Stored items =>
— START —

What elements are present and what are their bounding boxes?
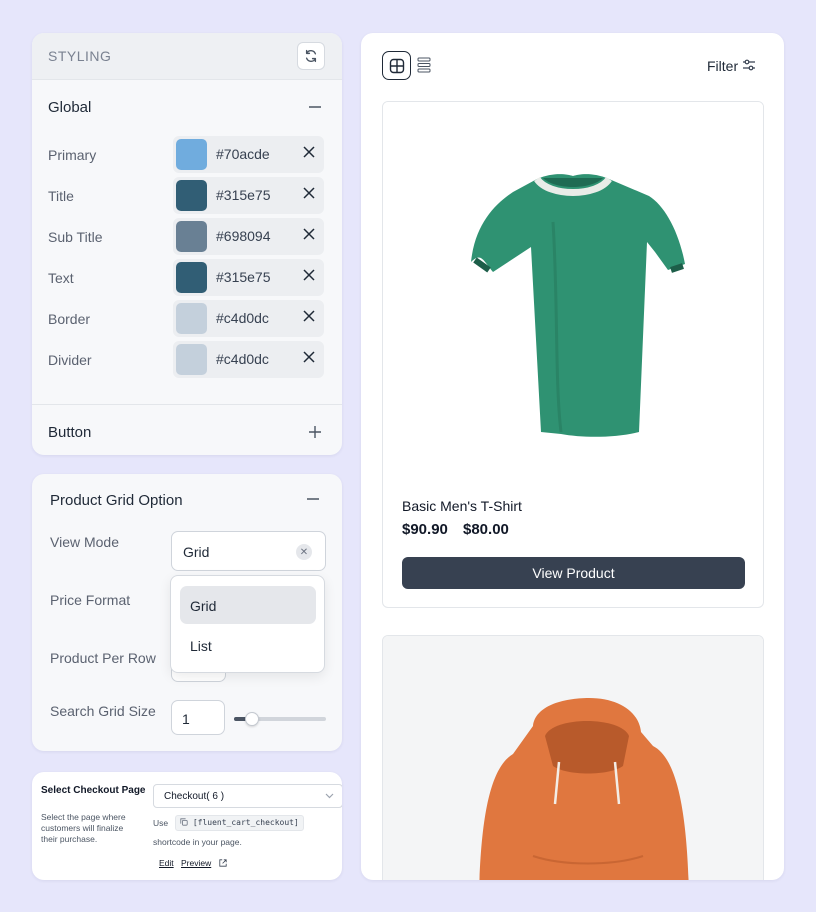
- checkout-settings-panel: Select Checkout Page Select the page whe…: [32, 772, 342, 880]
- product-name[interactable]: Basic Men's T-Shirt: [402, 498, 522, 514]
- color-row-subtitle: Sub Title #698094: [32, 216, 342, 257]
- expand-icon[interactable]: [308, 425, 322, 439]
- grid-view-button[interactable]: [382, 51, 411, 80]
- color-row-divider: Divider #c4d0dc: [32, 339, 342, 380]
- view-mode-dropdown: Grid List: [170, 575, 325, 673]
- copy-icon: [180, 818, 188, 826]
- color-hex-value: #315e75: [216, 187, 271, 203]
- color-label: Title: [48, 188, 74, 204]
- filter-button[interactable]: Filter: [707, 58, 738, 74]
- global-section-header[interactable]: Global: [32, 80, 342, 134]
- view-product-label: View Product: [532, 565, 615, 581]
- product-per-row-label: Product Per Row: [50, 650, 156, 666]
- view-mode-select[interactable]: Grid ✕: [171, 531, 326, 571]
- use-label: Use: [153, 818, 169, 828]
- shortcode-text: [fluent_cart_checkout]: [192, 818, 299, 827]
- color-swatch[interactable]: [176, 139, 207, 170]
- button-section-header[interactable]: Button: [32, 405, 342, 455]
- shortcode-chip[interactable]: [fluent_cart_checkout]: [175, 815, 304, 831]
- collapse-icon[interactable]: [308, 100, 322, 114]
- option-label: Grid: [190, 598, 217, 614]
- view-product-button[interactable]: View Product: [402, 557, 745, 589]
- color-hex-value: #c4d0dc: [216, 310, 269, 326]
- color-hex-value: #70acde: [216, 146, 270, 162]
- product-original-price: $90.90: [402, 521, 448, 538]
- color-row-border: Border #c4d0dc: [32, 298, 342, 339]
- chevron-down-icon: [325, 793, 334, 799]
- clear-icon[interactable]: [302, 145, 316, 159]
- color-swatch[interactable]: [176, 303, 207, 334]
- color-row-primary: Primary #70acde: [32, 134, 342, 175]
- color-hex-value: #c4d0dc: [216, 351, 269, 367]
- color-swatch[interactable]: [176, 344, 207, 375]
- product-list-panel: Filter Basic Men's T-Shirt $90.90 $80.00…: [361, 33, 784, 880]
- color-label: Primary: [48, 147, 97, 163]
- color-hex-value: #698094: [216, 228, 271, 244]
- checkout-description: Select the page where customers will fin…: [41, 812, 126, 844]
- styling-header-label: STYLING: [48, 48, 112, 64]
- styling-panel: STYLING Global Primary #70acde Title #31…: [32, 33, 342, 455]
- dropdown-option-list[interactable]: List: [180, 626, 316, 664]
- color-swatch[interactable]: [176, 180, 207, 211]
- color-label: Text: [48, 270, 74, 286]
- color-label: Divider: [48, 352, 92, 368]
- checkout-title: Select Checkout Page: [41, 785, 146, 796]
- search-grid-size-value: 1: [182, 711, 190, 727]
- refresh-icon: [305, 49, 317, 63]
- checkout-page-value: Checkout( 6 ): [164, 791, 225, 802]
- product-card: Basic Men's T-Shirt $90.90 $80.00 View P…: [382, 101, 764, 608]
- reset-button[interactable]: [297, 42, 325, 70]
- color-swatch[interactable]: [176, 221, 207, 252]
- list-view-icon[interactable]: [417, 57, 431, 73]
- color-row-text: Text #315e75: [32, 257, 342, 298]
- option-label: List: [190, 638, 212, 654]
- checkout-page-select[interactable]: Checkout( 6 ): [153, 784, 342, 808]
- search-grid-size-input[interactable]: 1: [171, 700, 225, 735]
- product-sale-price: $80.00: [463, 521, 509, 538]
- product-image[interactable]: [383, 102, 763, 480]
- hoodie-image: [479, 698, 689, 880]
- collapse-icon[interactable]: [306, 492, 320, 506]
- clear-icon[interactable]: [302, 227, 316, 241]
- global-section-title: Global: [48, 98, 92, 116]
- search-grid-size-slider[interactable]: [234, 712, 326, 726]
- edit-link[interactable]: Edit: [159, 858, 174, 868]
- color-hex-value: #315e75: [216, 269, 271, 285]
- clear-icon[interactable]: ✕: [296, 544, 312, 560]
- external-link-icon[interactable]: [219, 859, 227, 867]
- button-section-title: Button: [48, 423, 92, 441]
- product-image[interactable]: [383, 636, 763, 880]
- preview-link[interactable]: Preview: [181, 858, 211, 868]
- filter-icon[interactable]: [742, 58, 756, 72]
- color-swatch[interactable]: [176, 262, 207, 293]
- tshirt-image: [471, 174, 685, 437]
- view-mode-value: Grid: [183, 544, 210, 560]
- clear-icon[interactable]: [302, 309, 316, 323]
- slider-thumb[interactable]: [245, 712, 260, 726]
- clear-icon[interactable]: [302, 186, 316, 200]
- color-row-title: Title #315e75: [32, 175, 342, 216]
- panel-title: Product Grid Option: [50, 492, 183, 509]
- color-label: Sub Title: [48, 229, 103, 245]
- clear-icon[interactable]: [302, 350, 316, 364]
- color-label: Border: [48, 311, 91, 327]
- styling-header: STYLING: [32, 33, 342, 80]
- product-card: [382, 635, 764, 880]
- clear-icon[interactable]: [302, 268, 316, 282]
- search-grid-size-label: Search Grid Size: [50, 703, 156, 719]
- dropdown-option-grid[interactable]: Grid: [180, 586, 316, 624]
- price-format-label: Price Format: [50, 592, 131, 608]
- shortcode-hint: shortcode in your page.: [153, 837, 242, 847]
- view-mode-label: View Mode: [50, 534, 120, 550]
- grid-view-icon: [389, 58, 404, 73]
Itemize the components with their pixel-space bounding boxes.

— END —

Problem => Repeat the lines above, starting with the line containing "- checkout-settings-panel: Select" and ending with the line containing "405, 342, 455]", both included.

Solved problem =>
- checkout-settings-panel: Select Checkout Page Select the page whe…: [32, 772, 342, 880]
- product-name[interactable]: Basic Men's T-Shirt: [402, 498, 522, 514]
- color-row-subtitle: Sub Title #698094: [32, 216, 342, 257]
- expand-icon[interactable]: [308, 425, 322, 439]
- grid-view-button[interactable]: [382, 51, 411, 80]
- color-row-divider: Divider #c4d0dc: [32, 339, 342, 380]
- view-mode-dropdown: Grid List: [170, 575, 325, 673]
- copy-icon: [180, 818, 188, 826]
- color-hex-value: #315e75: [216, 187, 271, 203]
- color-label: Title: [48, 188, 74, 204]
- filter-button[interactable]: Filter: [707, 58, 738, 74]
- global-section-header[interactable]: Global: [32, 80, 342, 134]
- view-product-label: View Product: [532, 565, 615, 581]
- product-per-row-label: Product Per Row: [50, 650, 156, 666]
- view-mode-select[interactable]: Grid ✕: [171, 531, 326, 571]
- use-label: Use: [153, 818, 169, 828]
- shortcode-text: [fluent_cart_checkout]: [192, 818, 299, 827]
- color-swatch[interactable]: [176, 139, 207, 170]
- button-section-header[interactable]: Button: [32, 405, 342, 455]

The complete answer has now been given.